Given passage
* * *
All in the <head>

– Ponderings & code by Drew McLellan –

– Live from The Internets since 2003 –

About

About Drew McLellan

Photo of Drew McLellan

Drew McLellan has been hacking on the web since around 1996 following an unfortunate incident with a margarine tub. Since then he’s spread himself between both front- and back-end development projects, and now is Director and Senior Web Developer at edgeofmyseat.com in Maidenhead, UK (GEO: 51.5217, -0.7177). Prior to this, Drew was a Web Developer for Yahoo!, and before that primarily worked as a technical lead within design and branding agencies for clients such as Nissan, Goodyear Dunlop, Siemens/Bosch, Caburys, ICI Dulux and Virgin.net. Somewhere along the way, Drew managed to get himself embroiled with Dreamweaver and was made an early Macromedia Evangelist for that product. This lead to book deals, public appearances, fame, glory, and his eventual downfall.

Picking himself up again, Drew is now a strong advocate for best practises, and is currently Group Lead for The Web Standards Project. He has had articles published by A List Apart, Adobe, and O’Reilly Media’s XML.com, mostly due to mistaken identity. Drew is a proponent of the lower-case semantic web, and is currently expending energies in the direction of the microformats movement, with particular interests in making parsers an off-the-shelf commodity and developing simple UI conventions. He writes here at all in the head and, with a little help from his friends, at 24 ways.

IWMW, Amazon Web Services and hKit

17 July 2007

Today I attended the Institutional Web Management Workshop at the University of York to present about microformats. I was delivering a revised version of the Can Your Website Be Your API presentation I’ve given a couple of times over the last year, and failed to appreciate that each time I add new material it takes a bit longer to get through to the end. Who knew? Anyway, I managed to squeeze it into 45 minutes, and it seemed to be well received.

Presenting before me was Jeff Barr, Web Services Evangelist from Amazon. I first met Jeff at d.Construct last year where, unsurprisingly, he was presenting on the same topic of Amazon’s web services. Last time I was podcasting the session, and so could only give half my attention to the content of Jeff’s presentation, so was pleased to get the opportunity to properly soak it up this time.

My conclusion? Amazon have some really excellent, low cost services. S3 (the online storage service) I already knew about and understood to a degree. The concept is simple – you fling some files up into the cloud, and there they stay, stored redundantly on Amazon’s servers. What I didn’t fully appreciate was that access can be finely controlled through an ACL – meaning that not only can backups be safely kept private, but resources such as web assets or ‘downloads’ (software or podcasts or whatever) can be made fully public and therefore take advantage of Amazon’s high availability infrastructure. Of course, S3 charges on the basis of both storage space and data transfer (so you may want to think twice about using it to publish a freely available podcase, for example), but for things that really matter those costs seem very reasonable.
* * *
Collected data
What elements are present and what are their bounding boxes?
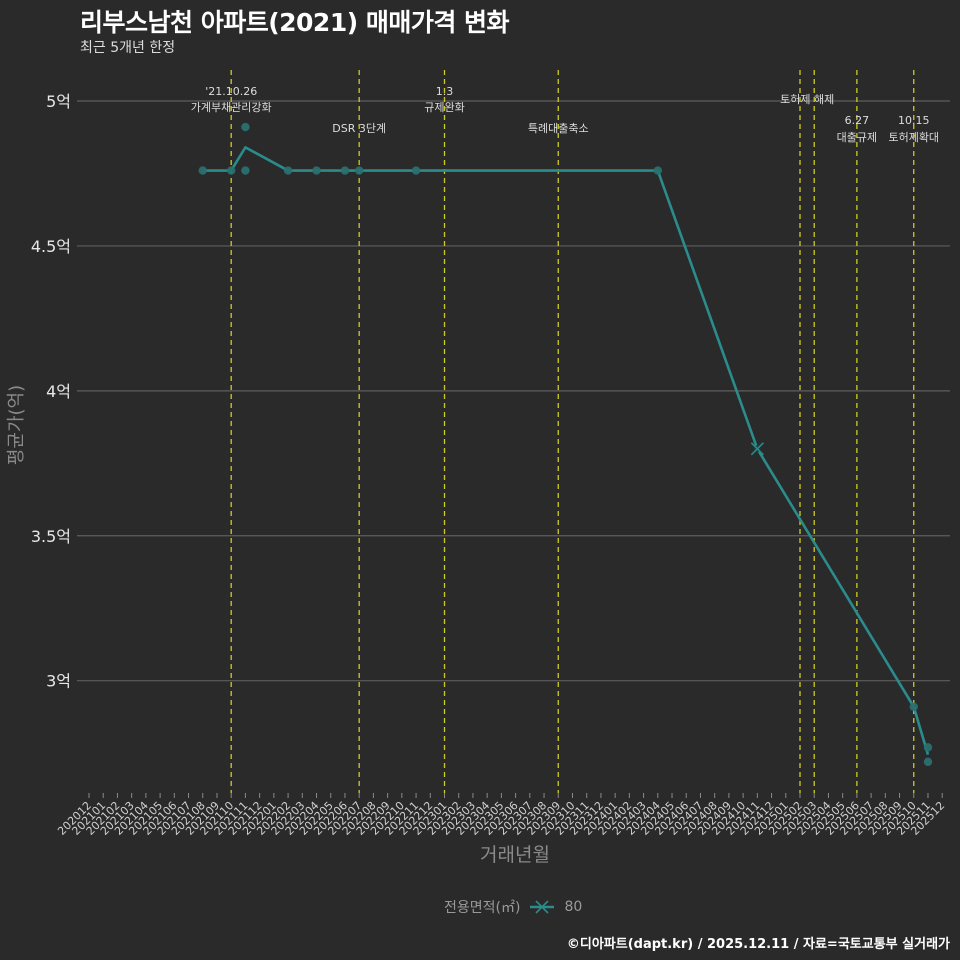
* * *
Written tasks
(a) According to the blog page, where was the Institutional Web Management Workshop held?
(b) Reproduce the stretch of the blog page from "About Drew McLellan" through "his eventual downfall.".

Replies
(a) At the University of York.

(b)
About Drew McLellan

Photo of Drew McLellan

Drew McLellan has been hacking on the web since around 1996 following an unfortunate incident with a margarine tub. Since then he’s spread himself between both front- and back-end development projects, and now is Director and Senior Web Developer at edgeofmyseat.com in Maidenhead, UK (GEO: 51.5217, -0.7177). Prior to this, Drew was a Web Developer for Yahoo!, and before that primarily worked as a technical lead within design and branding agencies for clients such as Nissan, Goodyear Dunlop, Siemens/Bosch, Caburys, ICI Dulux and Virgin.net. Somewhere along the way, Drew managed to get himself embroiled with Dreamweaver and was made an early Macromedia Evangelist for that product. This lead to book deals, public appearances, fame, glory, and his eventual downfall.